[WRITTEN TASK] Print the entries below in their entirety, exactly as they are written.

Dataset records:
+-------+

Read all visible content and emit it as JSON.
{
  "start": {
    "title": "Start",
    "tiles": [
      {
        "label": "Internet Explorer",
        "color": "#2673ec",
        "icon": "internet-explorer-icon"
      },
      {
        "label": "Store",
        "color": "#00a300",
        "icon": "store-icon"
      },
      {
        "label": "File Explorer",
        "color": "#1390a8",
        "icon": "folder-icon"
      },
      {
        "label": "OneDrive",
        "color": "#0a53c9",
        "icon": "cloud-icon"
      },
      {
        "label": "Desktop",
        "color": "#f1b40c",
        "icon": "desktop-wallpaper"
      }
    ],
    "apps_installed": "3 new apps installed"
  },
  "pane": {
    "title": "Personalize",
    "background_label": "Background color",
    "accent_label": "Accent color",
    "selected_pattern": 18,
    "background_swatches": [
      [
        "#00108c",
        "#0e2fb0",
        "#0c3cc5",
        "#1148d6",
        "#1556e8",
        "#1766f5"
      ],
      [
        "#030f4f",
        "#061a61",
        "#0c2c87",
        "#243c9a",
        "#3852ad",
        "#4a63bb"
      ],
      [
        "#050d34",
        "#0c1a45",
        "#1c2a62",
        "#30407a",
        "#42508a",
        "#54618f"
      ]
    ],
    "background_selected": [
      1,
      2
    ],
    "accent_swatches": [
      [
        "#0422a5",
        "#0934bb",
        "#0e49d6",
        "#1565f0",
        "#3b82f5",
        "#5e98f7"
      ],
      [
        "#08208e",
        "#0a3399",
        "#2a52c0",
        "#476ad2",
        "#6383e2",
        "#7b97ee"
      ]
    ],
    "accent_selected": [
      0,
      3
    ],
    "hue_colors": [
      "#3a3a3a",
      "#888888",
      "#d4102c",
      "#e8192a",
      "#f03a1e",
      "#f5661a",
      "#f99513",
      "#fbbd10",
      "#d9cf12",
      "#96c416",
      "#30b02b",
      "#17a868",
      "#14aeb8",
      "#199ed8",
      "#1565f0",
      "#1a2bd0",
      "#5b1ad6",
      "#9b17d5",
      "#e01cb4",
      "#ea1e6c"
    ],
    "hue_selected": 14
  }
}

+-------+

[REPLY]
Read all visible content and emit it as JSON.
{
  "start": {
    "title": "Start",
    "tiles": [
      {
        "label": "Internet Explorer",
        "color": "#2673ec",
        "icon": "internet-explorer-icon"
      },
      {
        "label": "Store",
        "color": "#00a300",
        "icon": "store-icon"
      },
      {
        "label": "File Explorer",
        "color": "#1390a8",
        "icon": "folder-icon"
      },
      {
        "label": "OneDrive",
        "color": "#0a53c9",
        "icon": "cloud-icon"
      },
      {
        "label": "Desktop",
        "color": "#f1b40c",
        "icon": "desktop-wallpaper"
      }
    ],
    "apps_installed": "3 new apps installed"
  },
  "pane": {
    "title": "Personalize",
    "background_label": "Background color",
    "accent_label": "Accent color",
    "selected_pattern": 18,
    "background_swatches": [
      [
        "#00108c",
        "#0e2fb0",
        "#0c3cc5",
        "#1148d6",
        "#1556e8",
        "#1766f5"
      ],
      [
        "#030f4f",
        "#061a61",
        "#0c2c87",
        "#243c9a",
        "#3852ad",
        "#4a63bb"
      ],
      [
        "#050d34",
        "#0c1a45",
        "#1c2a62",
        "#30407a",
        "#42508a",
        "#54618f"
      ]
    ],
    "background_selected": [
      1,
      2
    ],
    "accent_swatches": [
      [
        "#0422a5",
        "#0934bb",
        "#0e49d6",
        "#1565f0",
        "#3b82f5",
        "#5e98f7"
      ],
      [
        "#08208e",
        "#0a3399",
        "#2a52c0",
        "#476ad2",
        "#6383e2",
        "#7b97ee"
      ]
    ],
    "accent_selected": [
      0,
      3
    ],
    "hue_colors": [
      "#3a3a3a",
      "#888888",
      "#d4102c",
      "#e8192a",
      "#f03a1e",
      "#f5661a",
      "#f99513",
      "#fbbd10",
      "#d9cf12",
      "#96c416",
      "#30b02b",
      "#17a868",
      "#14aeb8",
      "#199ed8",
      "#1565f0",
      "#1a2bd0",
      "#5b1ad6",
      "#9b17d5",
      "#e01cb4",
      "#ea1e6c"
    ],
    "hue_selected": 14
  }
}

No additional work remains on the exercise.